Religionswissenschaft

Autor/Hrsg.:

Rau, Susanne, u. Gerd Schwerhoff [Hrsg.]

Titel/Untertitel:

Topographien des Sakralen. Religion und Raumordnung in der Vormoderne.

Verlag:

München/Hamburg: Dölling und Galitz 2008. 432 S. m. zahlr. Abb. u. 16 Taf. m. Abb. 26,8 x 21,0 cm. Kart. EUR 49,80. ISBN 978-3-937904-74-0.

Rezensent:

Hubertus Lutterbach

Der Sammelband konzentriert seine international und interdisziplinär ansetzende Suche nach einer näheren Bestimmung des Heiligen auf heilige Orte und heilige Landschaften: »Die Beiträge des vorliegenden Bandes wollen das Verhältnis von religiöser Kultur und Raum in historischen Perspektiven beleuchten«, wie es im »Editorial« heißt (7). Im Hintergrund dieser auf Hochglanzpapier gedruckten und beinahe im Stil eines Kunstbandes kostbar gestalteten Publikation steht eine 2006 in Dresden abgehaltene Tagung (»Social Space and Religious Culture. 1300–1800«), die der Konstitution, der Wahrnehmung und der Nutzung von religiösen Räumen in diachronen Perspektiven nachging. Obwohl keine Theologen an der Tagung beteiligt waren, ist das wissenschaftliche Ergebnis für diese geisteswissenschaftliche Disziplin hochkarätig.

==============================

» **ZU ERLEDIGENDE AUFGABEN**:
a) Gib den Abschnitt der Rezension wortgetreu wieder, der bei den Worten „Topographien des Sakralen.“ beginnt und nach „49,80. ISBN 978-3-937904-74-0.“ endet.
b) Übersetze diesen Satz aus der Rezension ins Englische: „Obwohl keine Theologen an der Tagung beteiligt waren, ist das wissenschaftliche Ergebnis für diese geisteswissenschaftliche Disziplin hochkarätig.“
Die Zeilen haben mit den Aufgaben nichts zu tun.

» **GESPEICHERTE ZEILEN**:
==============================

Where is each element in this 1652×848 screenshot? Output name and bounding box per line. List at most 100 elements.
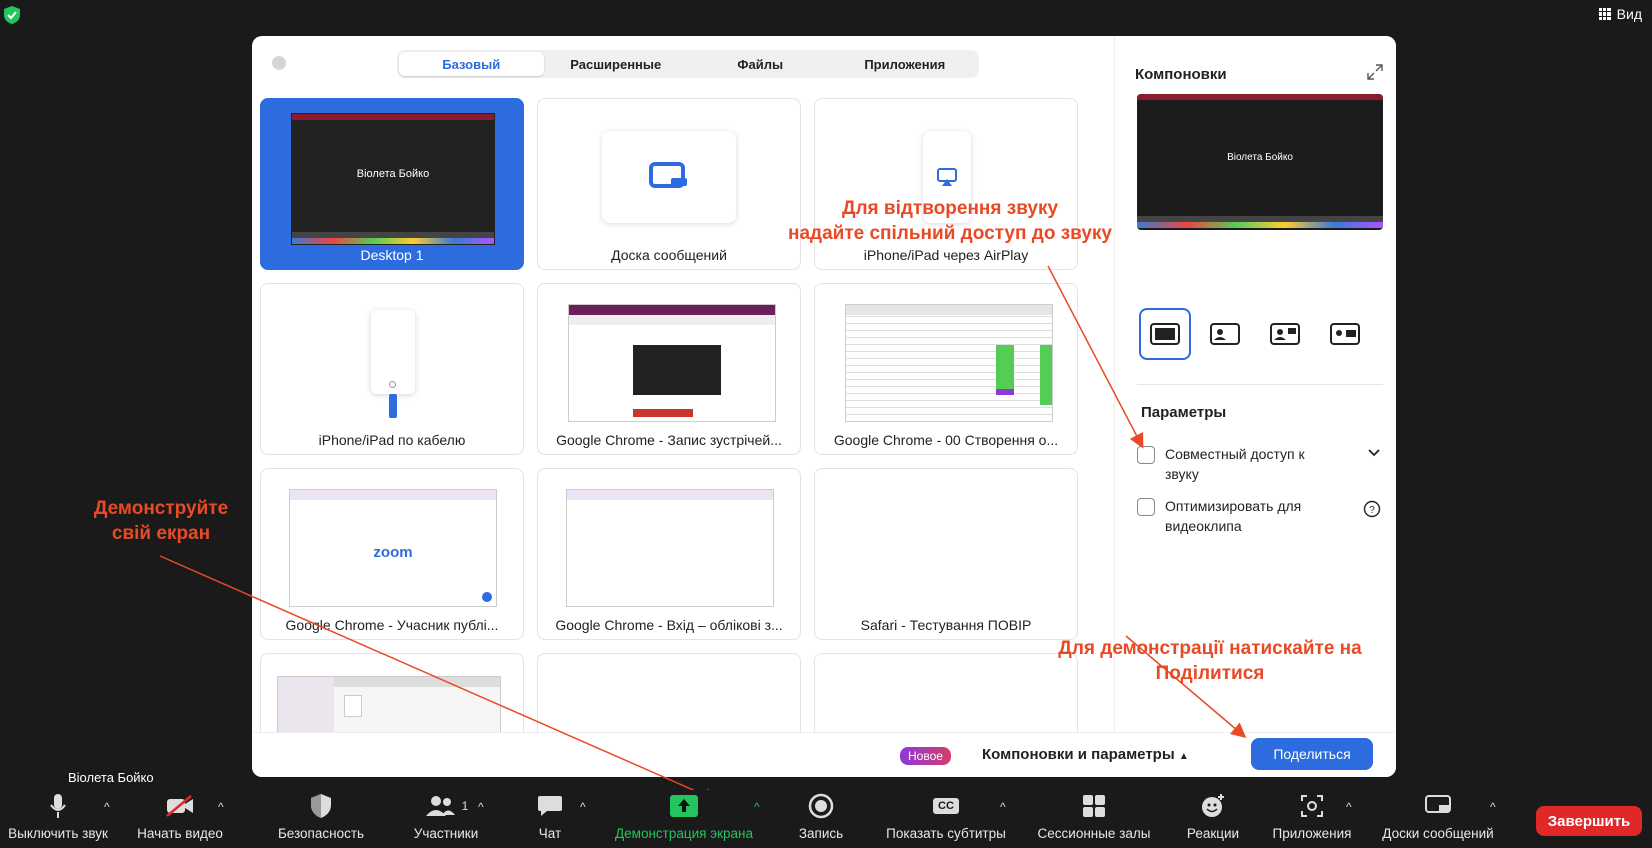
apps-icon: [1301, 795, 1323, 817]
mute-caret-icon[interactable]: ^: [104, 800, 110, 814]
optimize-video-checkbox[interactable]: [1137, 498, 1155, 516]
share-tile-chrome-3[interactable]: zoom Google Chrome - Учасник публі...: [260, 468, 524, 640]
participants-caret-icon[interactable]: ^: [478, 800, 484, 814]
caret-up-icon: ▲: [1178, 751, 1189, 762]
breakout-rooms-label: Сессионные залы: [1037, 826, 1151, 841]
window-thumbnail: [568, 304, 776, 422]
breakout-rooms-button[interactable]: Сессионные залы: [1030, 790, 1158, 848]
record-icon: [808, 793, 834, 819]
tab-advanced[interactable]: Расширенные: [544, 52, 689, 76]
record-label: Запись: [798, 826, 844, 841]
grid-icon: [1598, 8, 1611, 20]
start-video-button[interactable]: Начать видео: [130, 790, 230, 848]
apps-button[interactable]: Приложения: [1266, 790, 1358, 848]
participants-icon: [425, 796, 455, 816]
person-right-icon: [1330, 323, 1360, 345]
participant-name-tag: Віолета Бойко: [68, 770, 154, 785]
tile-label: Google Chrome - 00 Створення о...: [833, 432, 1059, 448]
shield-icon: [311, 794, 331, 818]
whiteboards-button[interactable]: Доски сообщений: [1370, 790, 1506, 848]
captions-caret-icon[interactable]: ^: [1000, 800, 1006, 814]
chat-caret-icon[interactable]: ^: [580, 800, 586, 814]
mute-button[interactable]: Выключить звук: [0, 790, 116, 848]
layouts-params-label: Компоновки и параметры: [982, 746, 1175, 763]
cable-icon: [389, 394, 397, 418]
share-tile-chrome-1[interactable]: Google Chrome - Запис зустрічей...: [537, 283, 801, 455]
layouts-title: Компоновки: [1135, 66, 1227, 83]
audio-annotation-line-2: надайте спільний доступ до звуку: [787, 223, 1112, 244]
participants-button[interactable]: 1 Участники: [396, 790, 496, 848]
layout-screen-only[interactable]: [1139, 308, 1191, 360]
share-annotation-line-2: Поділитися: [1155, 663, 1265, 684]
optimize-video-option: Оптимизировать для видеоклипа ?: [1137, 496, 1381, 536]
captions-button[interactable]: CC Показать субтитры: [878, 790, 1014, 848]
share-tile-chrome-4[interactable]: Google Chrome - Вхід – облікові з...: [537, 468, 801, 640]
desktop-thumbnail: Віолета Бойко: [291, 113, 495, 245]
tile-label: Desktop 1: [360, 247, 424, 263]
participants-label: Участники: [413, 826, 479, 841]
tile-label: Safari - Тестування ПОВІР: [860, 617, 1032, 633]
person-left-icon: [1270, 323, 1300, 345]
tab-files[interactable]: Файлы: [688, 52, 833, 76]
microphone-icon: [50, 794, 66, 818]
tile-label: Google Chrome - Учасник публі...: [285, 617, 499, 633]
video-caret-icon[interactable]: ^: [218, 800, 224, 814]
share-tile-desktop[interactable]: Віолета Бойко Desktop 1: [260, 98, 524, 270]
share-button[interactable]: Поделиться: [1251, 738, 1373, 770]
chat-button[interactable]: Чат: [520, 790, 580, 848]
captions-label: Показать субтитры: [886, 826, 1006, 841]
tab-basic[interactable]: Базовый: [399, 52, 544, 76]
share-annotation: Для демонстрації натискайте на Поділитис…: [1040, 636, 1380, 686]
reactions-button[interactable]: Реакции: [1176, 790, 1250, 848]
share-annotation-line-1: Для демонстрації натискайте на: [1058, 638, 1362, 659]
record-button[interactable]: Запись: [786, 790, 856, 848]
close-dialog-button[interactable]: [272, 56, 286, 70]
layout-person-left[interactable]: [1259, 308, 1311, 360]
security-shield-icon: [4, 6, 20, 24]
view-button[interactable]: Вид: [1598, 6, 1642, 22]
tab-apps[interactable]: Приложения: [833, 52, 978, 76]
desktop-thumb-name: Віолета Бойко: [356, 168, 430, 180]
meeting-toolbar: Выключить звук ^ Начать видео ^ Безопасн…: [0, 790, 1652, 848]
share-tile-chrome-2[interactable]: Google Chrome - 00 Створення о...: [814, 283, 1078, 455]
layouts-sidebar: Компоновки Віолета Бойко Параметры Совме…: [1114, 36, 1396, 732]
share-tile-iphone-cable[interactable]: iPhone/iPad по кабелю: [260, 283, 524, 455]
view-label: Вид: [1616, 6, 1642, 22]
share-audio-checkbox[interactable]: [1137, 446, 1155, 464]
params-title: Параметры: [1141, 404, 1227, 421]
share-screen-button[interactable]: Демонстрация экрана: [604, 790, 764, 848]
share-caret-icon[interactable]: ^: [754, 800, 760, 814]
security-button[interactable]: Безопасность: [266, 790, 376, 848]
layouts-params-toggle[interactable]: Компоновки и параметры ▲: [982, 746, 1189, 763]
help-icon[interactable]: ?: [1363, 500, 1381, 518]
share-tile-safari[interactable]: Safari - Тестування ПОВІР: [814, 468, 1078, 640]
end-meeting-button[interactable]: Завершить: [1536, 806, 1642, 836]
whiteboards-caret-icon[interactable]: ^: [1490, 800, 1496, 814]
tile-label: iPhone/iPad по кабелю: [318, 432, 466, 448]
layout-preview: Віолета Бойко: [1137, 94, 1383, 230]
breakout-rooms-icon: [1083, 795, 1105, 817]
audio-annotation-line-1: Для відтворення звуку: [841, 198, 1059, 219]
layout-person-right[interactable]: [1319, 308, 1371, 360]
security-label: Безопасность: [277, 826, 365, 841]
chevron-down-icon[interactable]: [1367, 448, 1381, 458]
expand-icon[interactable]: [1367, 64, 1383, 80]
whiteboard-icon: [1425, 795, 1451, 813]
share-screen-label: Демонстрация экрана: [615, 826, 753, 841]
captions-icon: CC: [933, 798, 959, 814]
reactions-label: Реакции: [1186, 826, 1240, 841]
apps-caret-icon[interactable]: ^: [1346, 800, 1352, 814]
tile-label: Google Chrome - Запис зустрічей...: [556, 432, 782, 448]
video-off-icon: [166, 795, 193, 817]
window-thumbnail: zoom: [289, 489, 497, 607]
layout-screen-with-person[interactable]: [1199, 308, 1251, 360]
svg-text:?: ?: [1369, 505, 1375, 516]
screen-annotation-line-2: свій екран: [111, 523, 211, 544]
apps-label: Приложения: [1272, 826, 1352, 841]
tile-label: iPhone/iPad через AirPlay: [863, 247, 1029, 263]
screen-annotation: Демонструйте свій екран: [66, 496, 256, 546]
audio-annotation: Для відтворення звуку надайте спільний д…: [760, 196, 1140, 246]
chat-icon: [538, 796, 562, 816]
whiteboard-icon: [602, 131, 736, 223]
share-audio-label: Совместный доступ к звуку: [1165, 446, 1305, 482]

==============================

» **ENDGÜLTIGE ANTWORTEN**:
a)
Topographien des Sakralen. Religion und Raumordnung in der Vormoderne.

Verlag:

München/Hamburg: Dölling und Galitz 2008. 432 S. m. zahlr. Abb. u. 16 Taf. m. Abb. 26,8 x 21,0 cm. Kart. EUR 49,80. ISBN 978-3-937904-74-0.

b) Although no theologians took part in the conference, the scholarly result is of the highest caliber for this discipline within the humanities.